*LISTING*
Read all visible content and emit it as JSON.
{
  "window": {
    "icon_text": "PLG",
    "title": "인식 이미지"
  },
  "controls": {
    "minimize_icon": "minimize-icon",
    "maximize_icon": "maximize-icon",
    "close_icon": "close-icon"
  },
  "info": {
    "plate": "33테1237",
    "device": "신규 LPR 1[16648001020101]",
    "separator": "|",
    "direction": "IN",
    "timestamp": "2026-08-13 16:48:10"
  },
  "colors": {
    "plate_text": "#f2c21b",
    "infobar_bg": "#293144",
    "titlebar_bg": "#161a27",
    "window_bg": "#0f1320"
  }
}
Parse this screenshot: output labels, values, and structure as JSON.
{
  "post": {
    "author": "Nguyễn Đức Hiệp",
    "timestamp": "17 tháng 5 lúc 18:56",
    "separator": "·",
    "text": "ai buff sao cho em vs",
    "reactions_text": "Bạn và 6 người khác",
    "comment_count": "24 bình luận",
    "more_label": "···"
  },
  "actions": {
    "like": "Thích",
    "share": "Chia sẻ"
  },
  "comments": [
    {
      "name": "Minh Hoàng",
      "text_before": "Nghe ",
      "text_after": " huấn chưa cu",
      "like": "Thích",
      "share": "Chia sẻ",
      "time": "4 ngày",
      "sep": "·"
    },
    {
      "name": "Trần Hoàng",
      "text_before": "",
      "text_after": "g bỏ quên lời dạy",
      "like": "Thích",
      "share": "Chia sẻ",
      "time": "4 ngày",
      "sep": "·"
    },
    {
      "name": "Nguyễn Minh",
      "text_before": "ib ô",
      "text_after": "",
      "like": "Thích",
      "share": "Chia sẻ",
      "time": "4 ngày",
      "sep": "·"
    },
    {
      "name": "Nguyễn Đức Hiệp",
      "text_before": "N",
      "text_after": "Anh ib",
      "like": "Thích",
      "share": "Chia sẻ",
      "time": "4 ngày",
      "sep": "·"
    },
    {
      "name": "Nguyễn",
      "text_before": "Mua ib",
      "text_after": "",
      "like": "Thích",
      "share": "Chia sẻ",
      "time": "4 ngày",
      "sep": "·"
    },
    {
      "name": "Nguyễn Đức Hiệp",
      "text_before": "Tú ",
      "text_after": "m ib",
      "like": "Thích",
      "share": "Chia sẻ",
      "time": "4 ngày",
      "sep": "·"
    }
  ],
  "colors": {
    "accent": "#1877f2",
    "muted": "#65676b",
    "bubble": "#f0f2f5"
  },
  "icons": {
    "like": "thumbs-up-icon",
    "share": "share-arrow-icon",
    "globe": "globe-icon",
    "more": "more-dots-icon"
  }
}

*INSTRUCTIONS TO FOLLOW*
Copy out all of the records above with nothing altered.

*CORRECT RESULT*
Read all visible content and emit it as JSON.
{
  "window": {
    "icon_text": "PLG",
    "title": "인식 이미지"
  },
  "controls": {
    "minimize_icon": "minimize-icon",
    "maximize_icon": "maximize-icon",
    "close_icon": "close-icon"
  },
  "info": {
    "plate": "33테1237",
    "device": "신규 LPR 1[16648001020101]",
    "separator": "|",
    "direction": "IN",
    "timestamp": "2026-08-13 16:48:10"
  },
  "colors": {
    "plate_text": "#f2c21b",
    "infobar_bg": "#293144",
    "titlebar_bg": "#161a27",
    "window_bg": "#0f1320"
  }
}
Parse this screenshot: output labels, values, and structure as JSON.
{
  "post": {
    "author": "Nguyễn Đức Hiệp",
    "timestamp": "17 tháng 5 lúc 18:56",
    "separator": "·",
    "text": "ai buff sao cho em vs",
    "reactions_text": "Bạn và 6 người khác",
    "comment_count": "24 bình luận",
    "more_label": "···"
  },
  "actions": {
    "like": "Thích",
    "share": "Chia sẻ"
  },
  "comments": [
    {
      "name": "Minh Hoàng",
      "text_before": "Nghe ",
      "text_after": " huấn chưa cu",
      "like": "Thích",
      "share": "Chia sẻ",
      "time": "4 ngày",
      "sep": "·"
    },
    {
      "name": "Trần Hoàng",
      "text_before": "",
      "text_after": "g bỏ quên lời dạy",
      "like": "Thích",
      "share": "Chia sẻ",
      "time": "4 ngày",
      "sep": "·"
    },
    {
      "name": "Nguyễn Minh",
      "text_before": "ib ô",
      "text_after": "",
      "like": "Thích",
      "share": "Chia sẻ",
      "time": "4 ngày",
      "sep": "·"
    },
    {
      "name": "Nguyễn Đức Hiệp",
      "text_before": "N",
      "text_after": "Anh ib",
      "like": "Thích",
      "share": "Chia sẻ",
      "time": "4 ngày",
      "sep": "·"
    },
    {
      "name": "Nguyễn",
      "text_before": "Mua ib",
      "text_after": "",
      "like": "Thích",
      "share": "Chia sẻ",
      "time": "4 ngày",
      "sep": "·"
    },
    {
      "name": "Nguyễn Đức Hiệp",
      "text_before": "Tú ",
      "text_after": "m ib",
      "like": "Thích",
      "share": "Chia sẻ",
      "time": "4 ngày",
      "sep": "·"
    }
  ],
  "colors": {
    "accent": "#1877f2",
    "muted": "#65676b",
    "bubble": "#f0f2f5"
  },
  "icons": {
    "like": "thumbs-up-icon",
    "share": "share-arrow-icon",
    "globe": "globe-icon",
    "more": "more-dots-icon"
  }
}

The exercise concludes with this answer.